Do not include the pictures; repeat the rest of the data exactly.

━━━ TASK INPUT ━━━

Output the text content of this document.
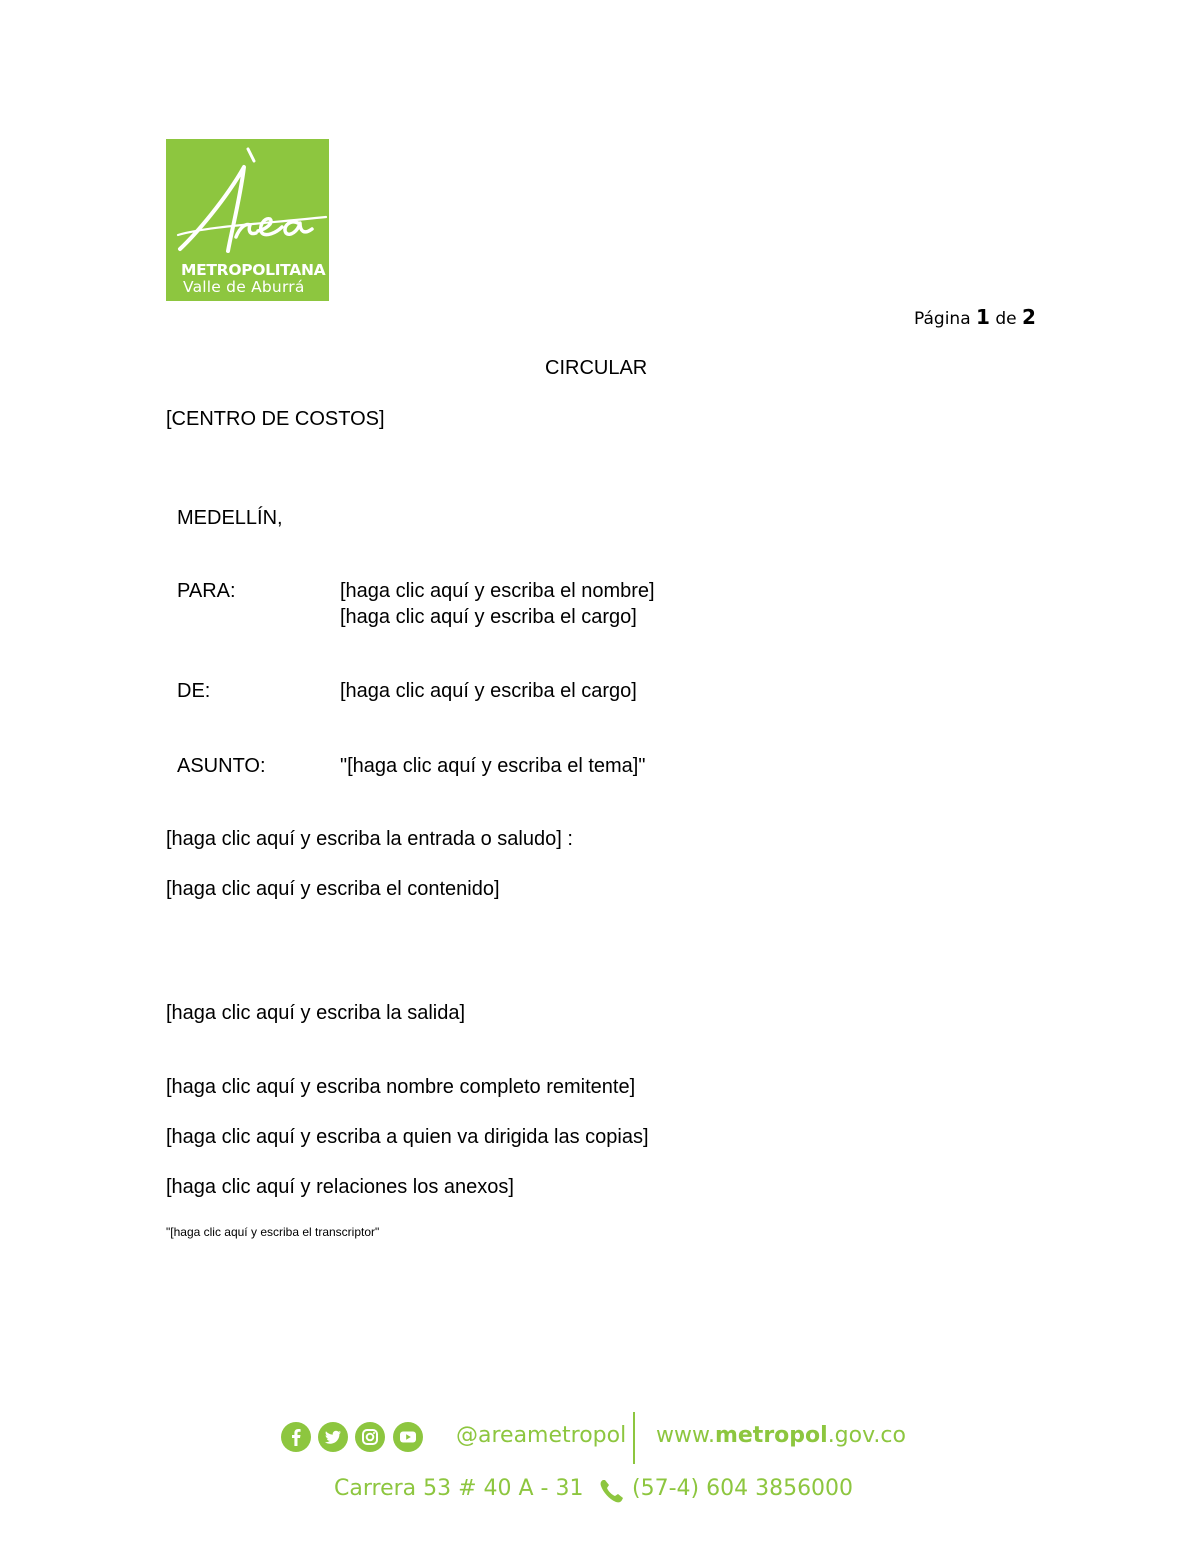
METROPOLITANA
Valle de Aburrá
Página 1 de 2
CIRCULAR
[CENTRO DE COSTOS]
MEDELLÍN,
PARA:	[haga clic aquí y escriba el nombre]
[haga clic aquí y escriba el cargo]
DE:	[haga clic aquí y escriba el cargo]
ASUNTO:	"[haga clic aquí y escriba el tema]"
[haga clic aquí y escriba la entrada o saludo] :
[haga clic aquí y escriba el contenido]
[haga clic aquí y escriba la salida]
[haga clic aquí y escriba nombre completo remitente]
[haga clic aquí y escriba a quien va dirigida las copias]
[haga clic aquí y relaciones los anexos]
"[haga clic aquí y escriba el transcriptor"
@areametropol www.metropol.gov.co
Carrera 53 # 40 A - 31 (57-4) 604 3856000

━━━

• [FINISHED TASK]:
Output the text content of this document.
METROPOLITANA
Valle de Aburrá
Página 1 de 2
CIRCULAR
[CENTRO DE COSTOS]
MEDELLÍN,
PARA:	[haga clic aquí y escriba el nombre]
[haga clic aquí y escriba el cargo]
DE:	[haga clic aquí y escriba el cargo]
ASUNTO:	"[haga clic aquí y escriba el tema]"
[haga clic aquí y escriba la entrada o saludo] :
[haga clic aquí y escriba el contenido]
[haga clic aquí y escriba la salida]
[haga clic aquí y escriba nombre completo remitente]
[haga clic aquí y escriba a quien va dirigida las copias]
[haga clic aquí y relaciones los anexos]
"[haga clic aquí y escriba el transcriptor"
@areametropol www.metropol.gov.co
Carrera 53 # 40 A - 31 (57-4) 604 3856000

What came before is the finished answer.